§ **PROBLEM DESCRIPTION**: Repeat the records word for word, excluding any picture.
..............................
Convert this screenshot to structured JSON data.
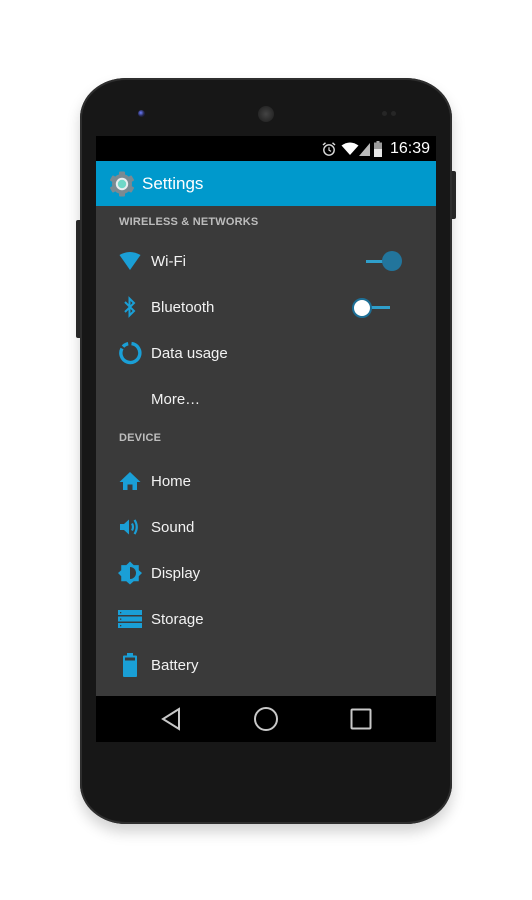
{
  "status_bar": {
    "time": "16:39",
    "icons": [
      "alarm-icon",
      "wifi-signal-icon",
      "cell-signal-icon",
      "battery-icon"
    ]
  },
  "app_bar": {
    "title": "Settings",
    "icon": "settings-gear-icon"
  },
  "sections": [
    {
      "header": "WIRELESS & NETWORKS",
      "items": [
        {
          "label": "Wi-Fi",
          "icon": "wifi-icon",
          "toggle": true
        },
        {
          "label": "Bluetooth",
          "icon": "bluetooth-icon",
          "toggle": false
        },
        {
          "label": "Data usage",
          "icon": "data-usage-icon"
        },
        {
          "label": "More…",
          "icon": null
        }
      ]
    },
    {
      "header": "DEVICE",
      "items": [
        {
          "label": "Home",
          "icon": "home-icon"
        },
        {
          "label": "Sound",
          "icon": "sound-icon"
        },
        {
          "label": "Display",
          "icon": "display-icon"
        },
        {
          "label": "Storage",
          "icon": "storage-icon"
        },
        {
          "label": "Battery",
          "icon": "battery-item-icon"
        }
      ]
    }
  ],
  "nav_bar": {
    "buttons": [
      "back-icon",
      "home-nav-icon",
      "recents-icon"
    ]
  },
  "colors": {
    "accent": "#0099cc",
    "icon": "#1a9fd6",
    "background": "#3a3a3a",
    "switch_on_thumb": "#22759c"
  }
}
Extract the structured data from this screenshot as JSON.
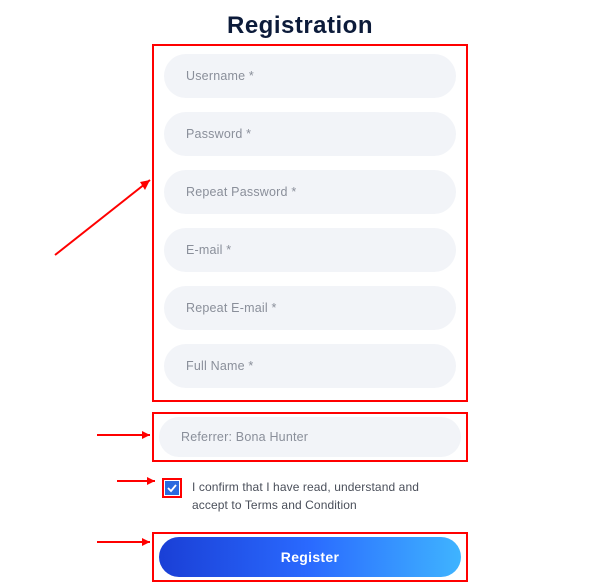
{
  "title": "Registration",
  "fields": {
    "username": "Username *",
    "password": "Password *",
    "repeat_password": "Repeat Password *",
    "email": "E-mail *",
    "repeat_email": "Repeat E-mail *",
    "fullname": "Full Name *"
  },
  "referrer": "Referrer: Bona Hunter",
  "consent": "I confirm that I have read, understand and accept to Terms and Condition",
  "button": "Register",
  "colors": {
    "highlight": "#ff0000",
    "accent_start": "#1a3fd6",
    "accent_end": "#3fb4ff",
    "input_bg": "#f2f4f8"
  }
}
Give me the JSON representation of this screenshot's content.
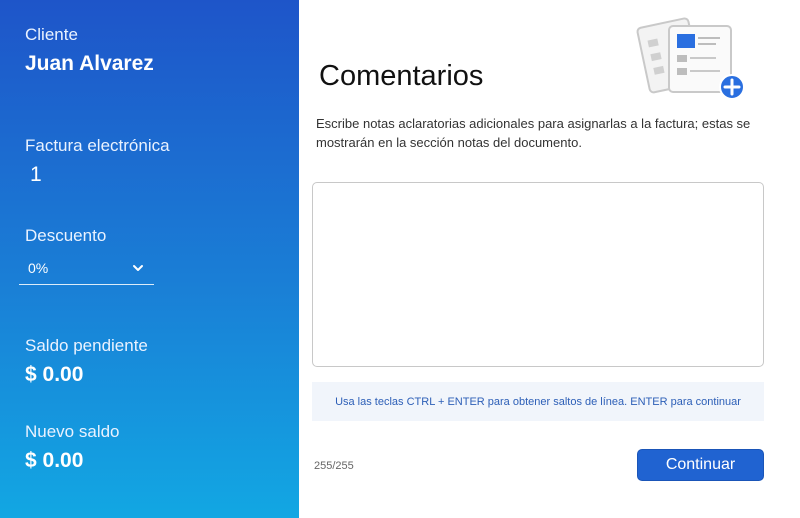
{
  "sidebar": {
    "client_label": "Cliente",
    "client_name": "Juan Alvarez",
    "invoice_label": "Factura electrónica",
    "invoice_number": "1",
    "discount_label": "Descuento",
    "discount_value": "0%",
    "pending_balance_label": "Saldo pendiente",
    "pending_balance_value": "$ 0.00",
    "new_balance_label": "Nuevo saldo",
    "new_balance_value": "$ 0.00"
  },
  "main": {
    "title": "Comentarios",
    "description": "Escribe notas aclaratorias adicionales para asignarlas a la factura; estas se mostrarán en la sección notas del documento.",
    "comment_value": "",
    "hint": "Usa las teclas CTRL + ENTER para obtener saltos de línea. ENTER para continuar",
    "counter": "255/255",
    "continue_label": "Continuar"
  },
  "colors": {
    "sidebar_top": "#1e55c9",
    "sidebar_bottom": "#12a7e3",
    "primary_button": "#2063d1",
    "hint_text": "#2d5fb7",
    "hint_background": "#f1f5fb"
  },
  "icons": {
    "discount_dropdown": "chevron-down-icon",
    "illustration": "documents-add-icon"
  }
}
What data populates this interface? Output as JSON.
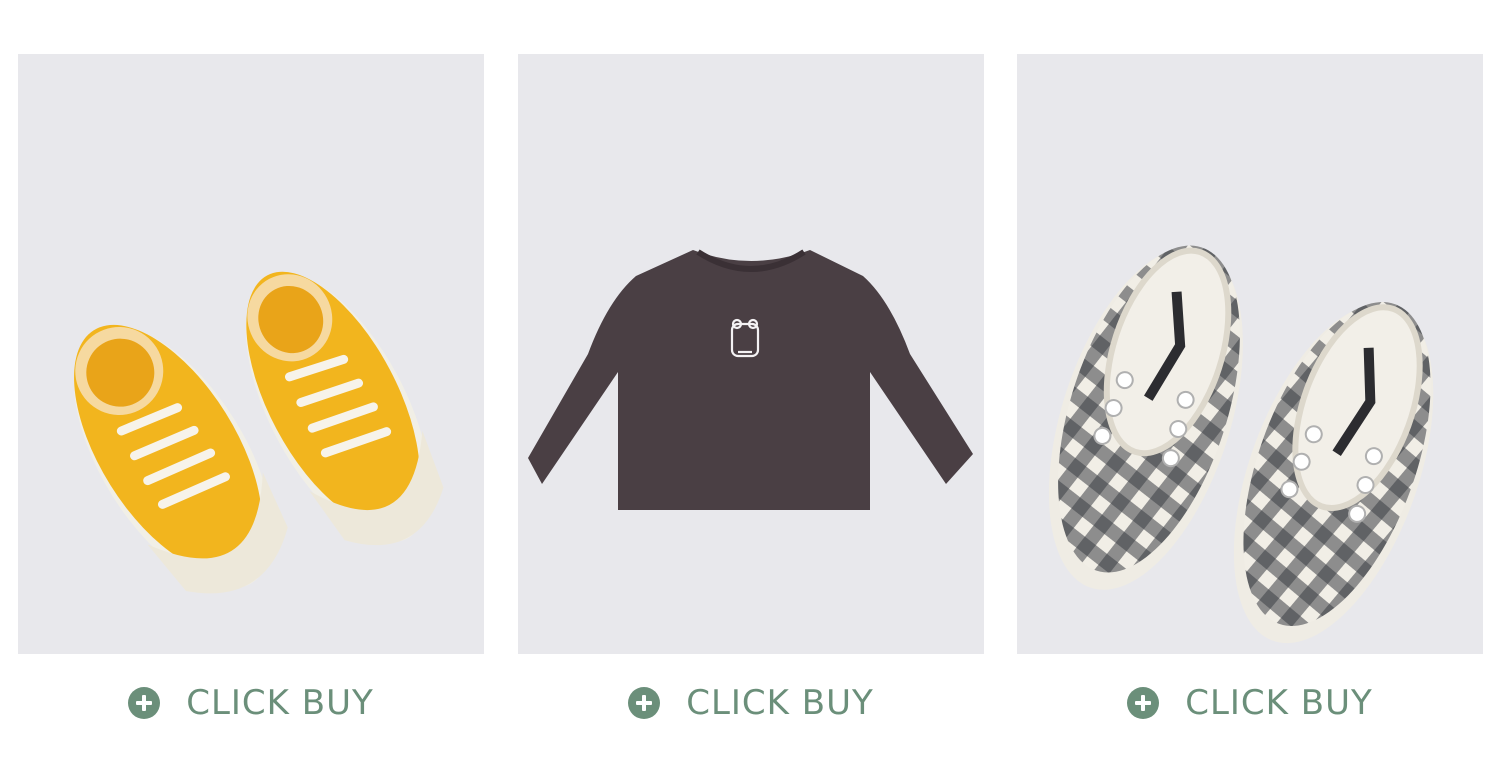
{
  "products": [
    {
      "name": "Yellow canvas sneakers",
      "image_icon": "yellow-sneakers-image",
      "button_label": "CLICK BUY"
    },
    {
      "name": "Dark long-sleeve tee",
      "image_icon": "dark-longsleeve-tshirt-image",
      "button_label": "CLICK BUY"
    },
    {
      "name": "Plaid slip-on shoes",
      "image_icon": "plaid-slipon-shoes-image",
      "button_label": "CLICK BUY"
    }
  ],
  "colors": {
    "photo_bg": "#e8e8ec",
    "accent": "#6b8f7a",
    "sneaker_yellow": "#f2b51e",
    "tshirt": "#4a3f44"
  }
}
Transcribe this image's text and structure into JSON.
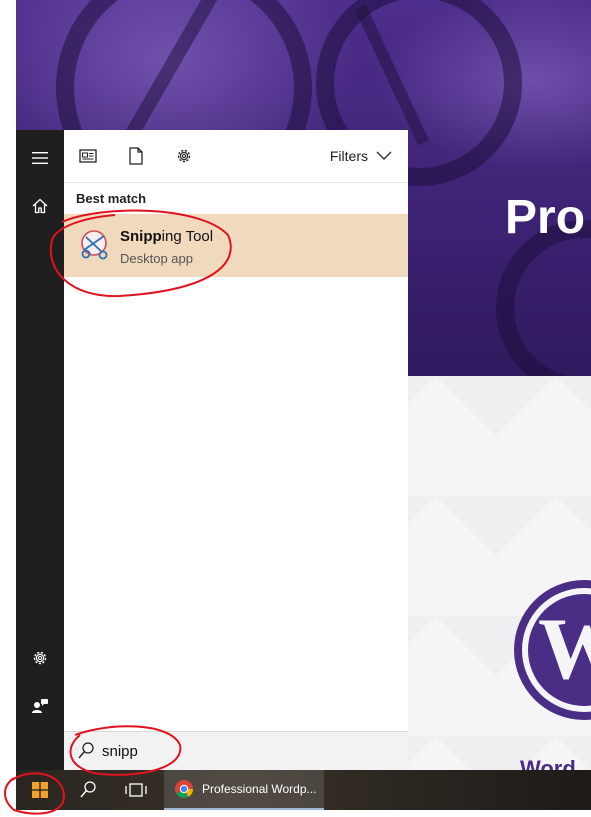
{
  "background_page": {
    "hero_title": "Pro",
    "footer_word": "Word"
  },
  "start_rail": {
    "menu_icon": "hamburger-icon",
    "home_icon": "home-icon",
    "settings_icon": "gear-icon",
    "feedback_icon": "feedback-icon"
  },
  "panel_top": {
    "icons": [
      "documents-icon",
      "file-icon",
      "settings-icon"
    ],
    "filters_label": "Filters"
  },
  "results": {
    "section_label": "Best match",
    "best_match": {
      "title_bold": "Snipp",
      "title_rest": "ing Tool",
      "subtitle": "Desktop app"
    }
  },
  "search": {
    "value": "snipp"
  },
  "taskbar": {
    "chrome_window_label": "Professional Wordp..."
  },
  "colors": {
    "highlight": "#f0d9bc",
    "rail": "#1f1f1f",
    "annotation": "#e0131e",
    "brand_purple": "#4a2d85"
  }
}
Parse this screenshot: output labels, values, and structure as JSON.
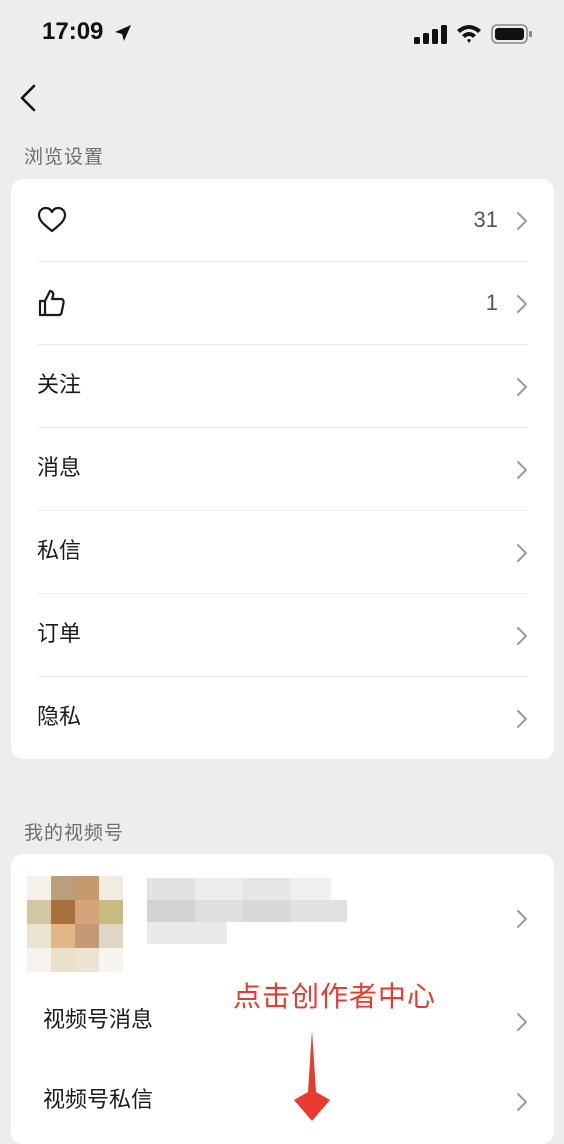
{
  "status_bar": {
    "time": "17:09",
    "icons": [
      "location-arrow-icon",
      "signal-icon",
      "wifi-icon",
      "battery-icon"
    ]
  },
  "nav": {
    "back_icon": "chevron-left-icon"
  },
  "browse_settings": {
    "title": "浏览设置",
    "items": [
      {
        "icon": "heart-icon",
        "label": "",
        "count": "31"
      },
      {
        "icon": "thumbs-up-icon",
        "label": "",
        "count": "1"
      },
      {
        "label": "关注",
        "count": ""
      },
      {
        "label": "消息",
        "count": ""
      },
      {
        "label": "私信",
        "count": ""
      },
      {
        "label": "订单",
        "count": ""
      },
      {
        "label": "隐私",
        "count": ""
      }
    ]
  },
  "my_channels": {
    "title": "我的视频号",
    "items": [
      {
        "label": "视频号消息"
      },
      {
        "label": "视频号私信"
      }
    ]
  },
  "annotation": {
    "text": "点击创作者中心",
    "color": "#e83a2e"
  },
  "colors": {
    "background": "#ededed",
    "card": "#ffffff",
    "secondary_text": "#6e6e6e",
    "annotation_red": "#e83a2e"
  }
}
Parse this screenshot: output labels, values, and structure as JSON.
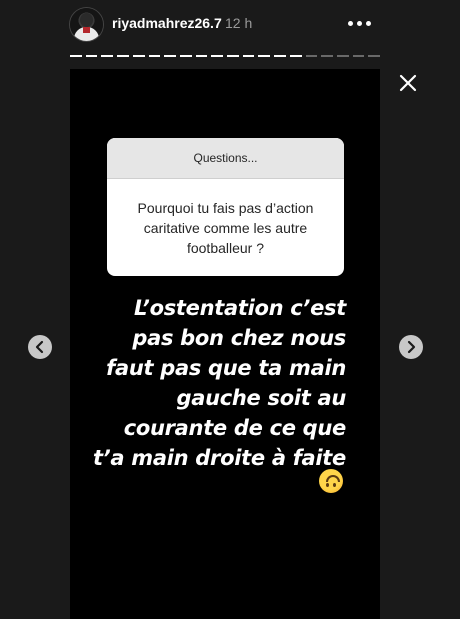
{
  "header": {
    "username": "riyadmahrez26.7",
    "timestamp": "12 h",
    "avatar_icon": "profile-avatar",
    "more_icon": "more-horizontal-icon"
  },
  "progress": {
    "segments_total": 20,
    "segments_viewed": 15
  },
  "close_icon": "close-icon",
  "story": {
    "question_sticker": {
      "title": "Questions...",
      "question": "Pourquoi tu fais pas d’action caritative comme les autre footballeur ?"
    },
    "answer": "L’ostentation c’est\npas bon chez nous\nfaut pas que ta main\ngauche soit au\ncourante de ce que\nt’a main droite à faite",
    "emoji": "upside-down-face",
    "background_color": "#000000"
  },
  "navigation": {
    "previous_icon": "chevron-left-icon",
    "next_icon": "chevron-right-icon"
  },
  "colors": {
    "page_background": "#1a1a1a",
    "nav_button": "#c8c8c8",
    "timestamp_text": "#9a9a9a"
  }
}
..............................
§ **TASK RESULT**:
Convert this screenshot to structured JSON data.
{
  "status_bar": {
    "time": "16:39",
    "icons": [
      "alarm-icon",
      "wifi-signal-icon",
      "cell-signal-icon",
      "battery-icon"
    ]
  },
  "app_bar": {
    "title": "Settings",
    "icon": "settings-gear-icon"
  },
  "sections": [
    {
      "header": "WIRELESS & NETWORKS",
      "items": [
        {
          "label": "Wi-Fi",
          "icon": "wifi-icon",
          "toggle": true
        },
        {
          "label": "Bluetooth",
          "icon": "bluetooth-icon",
          "toggle": false
        },
        {
          "label": "Data usage",
          "icon": "data-usage-icon"
        },
        {
          "label": "More…",
          "icon": null
        }
      ]
    },
    {
      "header": "DEVICE",
      "items": [
        {
          "label": "Home",
          "icon": "home-icon"
        },
        {
          "label": "Sound",
          "icon": "sound-icon"
        },
        {
          "label": "Display",
          "icon": "display-icon"
        },
        {
          "label": "Storage",
          "icon": "storage-icon"
        },
        {
          "label": "Battery",
          "icon": "battery-item-icon"
        }
      ]
    }
  ],
  "nav_bar": {
    "buttons": [
      "back-icon",
      "home-nav-icon",
      "recents-icon"
    ]
  },
  "colors": {
    "accent": "#0099cc",
    "icon": "#1a9fd6",
    "background": "#3a3a3a",
    "switch_on_thumb": "#22759c"
  }
}
Extract the structured data from this screenshot as JSON.
{
  "title": "Registration",
  "fields": {
    "username": "Username *",
    "password": "Password *",
    "repeat_password": "Repeat Password *",
    "email": "E-mail *",
    "repeat_email": "Repeat E-mail *",
    "fullname": "Full Name *"
  },
  "referrer": "Referrer: Bona Hunter",
  "consent": "I confirm that I have read, understand and accept to Terms and Condition",
  "button": "Register",
  "colors": {
    "highlight": "#ff0000",
    "accent_start": "#1a3fd6",
    "accent_end": "#3fb4ff",
    "input_bg": "#f2f4f8"
  }
}
Give me the JSON representation of this screenshot's content.
{
  "sidebar": {
    "client_label": "Cliente",
    "client_name": "Juan Alvarez",
    "invoice_label": "Factura electrónica",
    "invoice_number": "1",
    "discount_label": "Descuento",
    "discount_value": "0%",
    "pending_balance_label": "Saldo pendiente",
    "pending_balance_value": "$ 0.00",
    "new_balance_label": "Nuevo saldo",
    "new_balance_value": "$ 0.00"
  },
  "main": {
    "title": "Comentarios",
    "description": "Escribe notas aclaratorias adicionales para asignarlas a la factura; estas se mostrarán en la sección notas del documento.",
    "comment_value": "",
    "hint": "Usa las teclas CTRL + ENTER para obtener saltos de línea. ENTER para continuar",
    "counter": "255/255",
    "continue_label": "Continuar"
  },
  "colors": {
    "sidebar_top": "#1e55c9",
    "sidebar_bottom": "#12a7e3",
    "primary_button": "#2063d1",
    "hint_text": "#2d5fb7",
    "hint_background": "#f1f5fb"
  },
  "icons": {
    "discount_dropdown": "chevron-down-icon",
    "illustration": "documents-add-icon"
  }
}
What data populates this interface? Output as JSON.
{
  "products": [
    {
      "name": "Yellow canvas sneakers",
      "image_icon": "yellow-sneakers-image",
      "button_label": "CLICK BUY"
    },
    {
      "name": "Dark long-sleeve tee",
      "image_icon": "dark-longsleeve-tshirt-image",
      "button_label": "CLICK BUY"
    },
    {
      "name": "Plaid slip-on shoes",
      "image_icon": "plaid-slipon-shoes-image",
      "button_label": "CLICK BUY"
    }
  ],
  "colors": {
    "photo_bg": "#e8e8ec",
    "accent": "#6b8f7a",
    "sneaker_yellow": "#f2b51e",
    "tshirt": "#4a3f44"
  }
}
Transcribe this image's text and structure into JSON.
{
  "background_page": {
    "hero_title": "Pro",
    "footer_word": "Word"
  },
  "start_rail": {
    "menu_icon": "hamburger-icon",
    "home_icon": "home-icon",
    "settings_icon": "gear-icon",
    "feedback_icon": "feedback-icon"
  },
  "panel_top": {
    "icons": [
      "documents-icon",
      "file-icon",
      "settings-icon"
    ],
    "filters_label": "Filters"
  },
  "results": {
    "section_label": "Best match",
    "best_match": {
      "title_bold": "Snipp",
      "title_rest": "ing Tool",
      "subtitle": "Desktop app"
    }
  },
  "search": {
    "value": "snipp"
  },
  "taskbar": {
    "chrome_window_label": "Professional Wordp..."
  },
  "colors": {
    "highlight": "#f0d9bc",
    "rail": "#1f1f1f",
    "annotation": "#e0131e",
    "brand_purple": "#4a2d85"
  }
}
Parse this screenshot: output labels, values, and structure as JSON.
{
  "status_bar": {
    "time": "17:09",
    "icons": [
      "location-arrow-icon",
      "signal-icon",
      "wifi-icon",
      "battery-icon"
    ]
  },
  "nav": {
    "back_icon": "chevron-left-icon"
  },
  "browse_settings": {
    "title": "浏览设置",
    "items": [
      {
        "icon": "heart-icon",
        "label": "",
        "count": "31"
      },
      {
        "icon": "thumbs-up-icon",
        "label": "",
        "count": "1"
      },
      {
        "label": "关注",
        "count": ""
      },
      {
        "label": "消息",
        "count": ""
      },
      {
        "label": "私信",
        "count": ""
      },
      {
        "label": "订单",
        "count": ""
      },
      {
        "label": "隐私",
        "count": ""
      }
    ]
  },
  "my_channels": {
    "title": "我的视频号",
    "items": [
      {
        "label": "视频号消息"
      },
      {
        "label": "视频号私信"
      }
    ]
  },
  "annotation": {
    "text": "点击创作者中心",
    "color": "#e83a2e"
  },
  "colors": {
    "background": "#ededed",
    "card": "#ffffff",
    "secondary_text": "#6e6e6e",
    "annotation_red": "#e83a2e"
  }
}
Parse this screenshot: output labels, values, and structure as JSON.
{
  "header": {
    "username": "riyadmahrez26.7",
    "timestamp": "12 h",
    "avatar_icon": "profile-avatar",
    "more_icon": "more-horizontal-icon"
  },
  "progress": {
    "segments_total": 20,
    "segments_viewed": 15
  },
  "close_icon": "close-icon",
  "story": {
    "question_sticker": {
      "title": "Questions...",
      "question": "Pourquoi tu fais pas d’action caritative comme les autre footballeur ?"
    },
    "answer": "L’ostentation c’est\npas bon chez nous\nfaut pas que ta main\ngauche soit au\ncourante de ce que\nt’a main droite à faite",
    "emoji": "upside-down-face",
    "background_color": "#000000"
  },
  "navigation": {
    "previous_icon": "chevron-left-icon",
    "next_icon": "chevron-right-icon"
  },
  "colors": {
    "page_background": "#1a1a1a",
    "nav_button": "#c8c8c8",
    "timestamp_text": "#9a9a9a"
  }
}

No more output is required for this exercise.